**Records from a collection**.
----------------------------------------
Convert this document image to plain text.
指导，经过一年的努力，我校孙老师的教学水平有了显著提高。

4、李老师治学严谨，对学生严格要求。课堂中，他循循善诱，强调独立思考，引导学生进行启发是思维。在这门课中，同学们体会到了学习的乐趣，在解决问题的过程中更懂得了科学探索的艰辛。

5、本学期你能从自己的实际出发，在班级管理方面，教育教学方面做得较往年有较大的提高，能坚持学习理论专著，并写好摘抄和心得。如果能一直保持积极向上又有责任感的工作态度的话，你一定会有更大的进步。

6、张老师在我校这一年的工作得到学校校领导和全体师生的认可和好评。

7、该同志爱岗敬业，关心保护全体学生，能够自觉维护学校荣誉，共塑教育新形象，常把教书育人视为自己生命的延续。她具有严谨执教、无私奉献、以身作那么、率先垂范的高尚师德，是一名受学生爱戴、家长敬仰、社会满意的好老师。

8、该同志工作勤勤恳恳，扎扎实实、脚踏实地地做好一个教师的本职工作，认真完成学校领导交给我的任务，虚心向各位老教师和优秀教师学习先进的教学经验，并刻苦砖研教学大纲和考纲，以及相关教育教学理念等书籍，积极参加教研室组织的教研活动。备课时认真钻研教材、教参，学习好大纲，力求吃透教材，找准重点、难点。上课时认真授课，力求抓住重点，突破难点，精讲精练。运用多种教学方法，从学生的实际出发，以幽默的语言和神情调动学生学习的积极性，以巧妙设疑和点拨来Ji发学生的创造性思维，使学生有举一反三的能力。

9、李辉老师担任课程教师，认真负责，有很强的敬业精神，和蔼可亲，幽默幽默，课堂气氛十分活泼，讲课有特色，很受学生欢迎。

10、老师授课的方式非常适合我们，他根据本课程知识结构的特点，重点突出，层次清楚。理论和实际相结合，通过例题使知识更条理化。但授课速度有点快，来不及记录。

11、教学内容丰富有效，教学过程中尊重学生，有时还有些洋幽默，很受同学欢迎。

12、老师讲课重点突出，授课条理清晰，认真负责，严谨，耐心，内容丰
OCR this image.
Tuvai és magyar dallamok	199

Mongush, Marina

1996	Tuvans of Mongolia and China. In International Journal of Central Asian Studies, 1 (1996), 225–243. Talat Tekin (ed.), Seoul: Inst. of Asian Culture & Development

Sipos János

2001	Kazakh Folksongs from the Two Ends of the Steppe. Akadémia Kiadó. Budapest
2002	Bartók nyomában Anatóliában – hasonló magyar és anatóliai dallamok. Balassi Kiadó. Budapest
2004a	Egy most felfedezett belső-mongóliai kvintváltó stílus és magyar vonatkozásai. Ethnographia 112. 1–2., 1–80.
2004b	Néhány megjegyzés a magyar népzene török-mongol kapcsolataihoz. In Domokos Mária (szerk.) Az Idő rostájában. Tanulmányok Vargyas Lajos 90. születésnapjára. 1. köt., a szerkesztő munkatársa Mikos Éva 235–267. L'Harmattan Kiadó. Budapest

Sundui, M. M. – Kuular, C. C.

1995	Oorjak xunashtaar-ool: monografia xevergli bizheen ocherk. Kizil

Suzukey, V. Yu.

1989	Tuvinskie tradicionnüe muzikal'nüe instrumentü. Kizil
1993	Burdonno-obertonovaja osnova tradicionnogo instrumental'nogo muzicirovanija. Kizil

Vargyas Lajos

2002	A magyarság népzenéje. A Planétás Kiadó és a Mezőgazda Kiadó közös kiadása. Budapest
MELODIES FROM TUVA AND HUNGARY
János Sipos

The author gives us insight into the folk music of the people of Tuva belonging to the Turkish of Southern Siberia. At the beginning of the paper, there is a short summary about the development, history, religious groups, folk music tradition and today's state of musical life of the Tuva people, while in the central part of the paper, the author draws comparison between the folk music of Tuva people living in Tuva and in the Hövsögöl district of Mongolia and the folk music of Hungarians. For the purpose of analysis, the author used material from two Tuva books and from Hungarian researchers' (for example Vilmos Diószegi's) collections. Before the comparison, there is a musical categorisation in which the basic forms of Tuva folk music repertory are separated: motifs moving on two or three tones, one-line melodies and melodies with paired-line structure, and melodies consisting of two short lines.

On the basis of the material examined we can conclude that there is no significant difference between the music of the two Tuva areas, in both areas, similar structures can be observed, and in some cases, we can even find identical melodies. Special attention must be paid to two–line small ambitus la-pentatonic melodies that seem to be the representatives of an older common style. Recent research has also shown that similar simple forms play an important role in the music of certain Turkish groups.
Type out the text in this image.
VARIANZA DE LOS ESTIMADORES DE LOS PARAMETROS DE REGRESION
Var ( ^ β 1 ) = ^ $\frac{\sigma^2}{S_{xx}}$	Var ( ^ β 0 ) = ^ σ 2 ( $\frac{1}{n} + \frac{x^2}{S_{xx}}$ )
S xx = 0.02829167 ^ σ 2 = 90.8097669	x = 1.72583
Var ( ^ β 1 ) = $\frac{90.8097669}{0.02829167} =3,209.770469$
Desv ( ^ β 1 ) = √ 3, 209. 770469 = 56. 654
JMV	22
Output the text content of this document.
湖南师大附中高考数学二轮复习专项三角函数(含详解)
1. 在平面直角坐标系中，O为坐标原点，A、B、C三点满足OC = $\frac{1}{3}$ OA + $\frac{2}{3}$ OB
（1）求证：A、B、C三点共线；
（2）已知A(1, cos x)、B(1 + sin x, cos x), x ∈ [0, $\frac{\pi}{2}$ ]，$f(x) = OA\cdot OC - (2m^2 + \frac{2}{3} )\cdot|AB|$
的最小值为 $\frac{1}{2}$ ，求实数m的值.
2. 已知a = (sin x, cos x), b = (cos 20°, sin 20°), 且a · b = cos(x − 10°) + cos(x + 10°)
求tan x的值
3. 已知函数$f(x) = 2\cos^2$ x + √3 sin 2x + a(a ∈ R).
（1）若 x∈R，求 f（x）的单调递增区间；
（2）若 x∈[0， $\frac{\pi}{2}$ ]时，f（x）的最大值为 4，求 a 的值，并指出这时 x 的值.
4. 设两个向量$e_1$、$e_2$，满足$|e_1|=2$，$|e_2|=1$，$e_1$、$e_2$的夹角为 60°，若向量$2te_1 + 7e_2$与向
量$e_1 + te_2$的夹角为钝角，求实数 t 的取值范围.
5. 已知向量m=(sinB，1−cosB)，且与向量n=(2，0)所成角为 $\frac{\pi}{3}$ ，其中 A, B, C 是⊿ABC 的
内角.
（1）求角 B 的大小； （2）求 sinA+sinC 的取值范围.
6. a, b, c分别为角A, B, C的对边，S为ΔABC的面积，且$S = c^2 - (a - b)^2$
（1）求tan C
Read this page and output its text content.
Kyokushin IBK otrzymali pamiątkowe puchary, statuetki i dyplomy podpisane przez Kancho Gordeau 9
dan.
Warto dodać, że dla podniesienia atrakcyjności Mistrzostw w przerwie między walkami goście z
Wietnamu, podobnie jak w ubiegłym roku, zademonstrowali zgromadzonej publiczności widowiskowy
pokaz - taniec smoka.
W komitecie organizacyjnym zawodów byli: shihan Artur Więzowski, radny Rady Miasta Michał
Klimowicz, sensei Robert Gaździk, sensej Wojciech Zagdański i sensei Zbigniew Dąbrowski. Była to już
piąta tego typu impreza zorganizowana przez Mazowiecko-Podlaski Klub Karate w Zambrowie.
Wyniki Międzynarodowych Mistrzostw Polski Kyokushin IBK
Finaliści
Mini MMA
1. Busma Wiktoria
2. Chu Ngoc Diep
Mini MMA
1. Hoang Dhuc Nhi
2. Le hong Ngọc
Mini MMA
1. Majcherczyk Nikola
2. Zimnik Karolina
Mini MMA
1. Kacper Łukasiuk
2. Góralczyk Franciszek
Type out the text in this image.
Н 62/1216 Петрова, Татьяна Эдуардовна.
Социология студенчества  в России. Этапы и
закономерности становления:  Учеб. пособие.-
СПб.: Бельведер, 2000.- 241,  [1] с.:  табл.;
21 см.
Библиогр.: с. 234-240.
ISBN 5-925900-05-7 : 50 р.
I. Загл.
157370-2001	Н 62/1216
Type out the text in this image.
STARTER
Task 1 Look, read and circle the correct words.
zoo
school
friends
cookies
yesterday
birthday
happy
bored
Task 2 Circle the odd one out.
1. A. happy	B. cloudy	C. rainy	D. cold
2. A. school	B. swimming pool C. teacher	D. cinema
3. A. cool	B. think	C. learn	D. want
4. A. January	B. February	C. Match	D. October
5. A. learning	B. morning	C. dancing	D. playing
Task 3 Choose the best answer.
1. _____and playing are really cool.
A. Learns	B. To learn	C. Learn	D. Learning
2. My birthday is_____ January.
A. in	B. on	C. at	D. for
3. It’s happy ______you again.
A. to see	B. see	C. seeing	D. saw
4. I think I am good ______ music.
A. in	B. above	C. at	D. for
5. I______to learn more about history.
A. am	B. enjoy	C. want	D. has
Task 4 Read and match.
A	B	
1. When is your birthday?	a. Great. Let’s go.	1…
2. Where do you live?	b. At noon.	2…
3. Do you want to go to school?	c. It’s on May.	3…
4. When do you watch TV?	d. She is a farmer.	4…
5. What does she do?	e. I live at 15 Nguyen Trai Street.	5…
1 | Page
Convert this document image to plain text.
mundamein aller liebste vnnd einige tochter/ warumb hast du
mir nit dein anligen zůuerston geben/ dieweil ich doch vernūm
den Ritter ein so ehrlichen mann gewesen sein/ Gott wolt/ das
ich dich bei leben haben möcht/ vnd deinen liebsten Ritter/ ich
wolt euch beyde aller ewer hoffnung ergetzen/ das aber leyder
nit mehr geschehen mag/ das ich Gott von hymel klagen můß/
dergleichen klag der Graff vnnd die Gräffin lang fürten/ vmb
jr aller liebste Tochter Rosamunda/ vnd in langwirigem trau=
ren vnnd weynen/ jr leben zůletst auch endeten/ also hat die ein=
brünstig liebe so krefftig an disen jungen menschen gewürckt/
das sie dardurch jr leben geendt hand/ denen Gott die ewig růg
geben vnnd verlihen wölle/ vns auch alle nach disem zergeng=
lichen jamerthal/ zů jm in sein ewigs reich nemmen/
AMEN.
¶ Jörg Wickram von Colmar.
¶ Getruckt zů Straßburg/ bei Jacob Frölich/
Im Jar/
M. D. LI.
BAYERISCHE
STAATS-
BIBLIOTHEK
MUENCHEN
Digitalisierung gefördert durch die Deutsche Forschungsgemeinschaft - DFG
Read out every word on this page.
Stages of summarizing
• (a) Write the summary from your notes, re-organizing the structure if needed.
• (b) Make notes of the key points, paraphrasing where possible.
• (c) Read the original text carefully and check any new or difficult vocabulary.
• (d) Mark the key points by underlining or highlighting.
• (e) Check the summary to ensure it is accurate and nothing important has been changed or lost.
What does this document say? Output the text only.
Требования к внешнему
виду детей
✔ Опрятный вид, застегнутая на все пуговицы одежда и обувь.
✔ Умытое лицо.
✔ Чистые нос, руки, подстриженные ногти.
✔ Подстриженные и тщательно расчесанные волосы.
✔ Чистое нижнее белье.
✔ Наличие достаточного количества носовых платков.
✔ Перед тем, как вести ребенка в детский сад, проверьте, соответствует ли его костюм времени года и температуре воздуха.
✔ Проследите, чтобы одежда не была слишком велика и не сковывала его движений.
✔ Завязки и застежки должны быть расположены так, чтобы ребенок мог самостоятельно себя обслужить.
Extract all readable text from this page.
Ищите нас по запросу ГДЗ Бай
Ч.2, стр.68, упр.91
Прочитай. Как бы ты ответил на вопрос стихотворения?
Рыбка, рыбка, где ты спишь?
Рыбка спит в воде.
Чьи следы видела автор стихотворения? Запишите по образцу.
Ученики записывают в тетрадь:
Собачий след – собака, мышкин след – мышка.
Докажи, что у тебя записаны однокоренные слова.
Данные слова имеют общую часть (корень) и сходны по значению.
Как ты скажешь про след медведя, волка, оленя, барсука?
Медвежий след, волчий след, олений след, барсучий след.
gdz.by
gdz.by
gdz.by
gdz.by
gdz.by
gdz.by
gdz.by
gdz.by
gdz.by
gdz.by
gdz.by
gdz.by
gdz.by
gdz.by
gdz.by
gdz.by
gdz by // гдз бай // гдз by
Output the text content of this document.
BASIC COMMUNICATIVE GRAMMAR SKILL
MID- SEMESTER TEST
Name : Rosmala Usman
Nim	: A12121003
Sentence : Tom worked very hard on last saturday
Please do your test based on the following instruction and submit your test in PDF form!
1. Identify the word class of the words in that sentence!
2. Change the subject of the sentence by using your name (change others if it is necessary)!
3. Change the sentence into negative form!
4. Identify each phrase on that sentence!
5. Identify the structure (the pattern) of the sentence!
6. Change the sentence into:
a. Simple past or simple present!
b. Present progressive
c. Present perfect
----------------------------------------
**Exercise directions**.
Search the lines above for the string "dallamok", then show every one that has it.

**Written solution**.
Tuvai és magyar dallamok	199
2002	Bartók nyomában Anatóliában – hasonló magyar és anatóliai dallamok. Balassi Kiadó. Budapest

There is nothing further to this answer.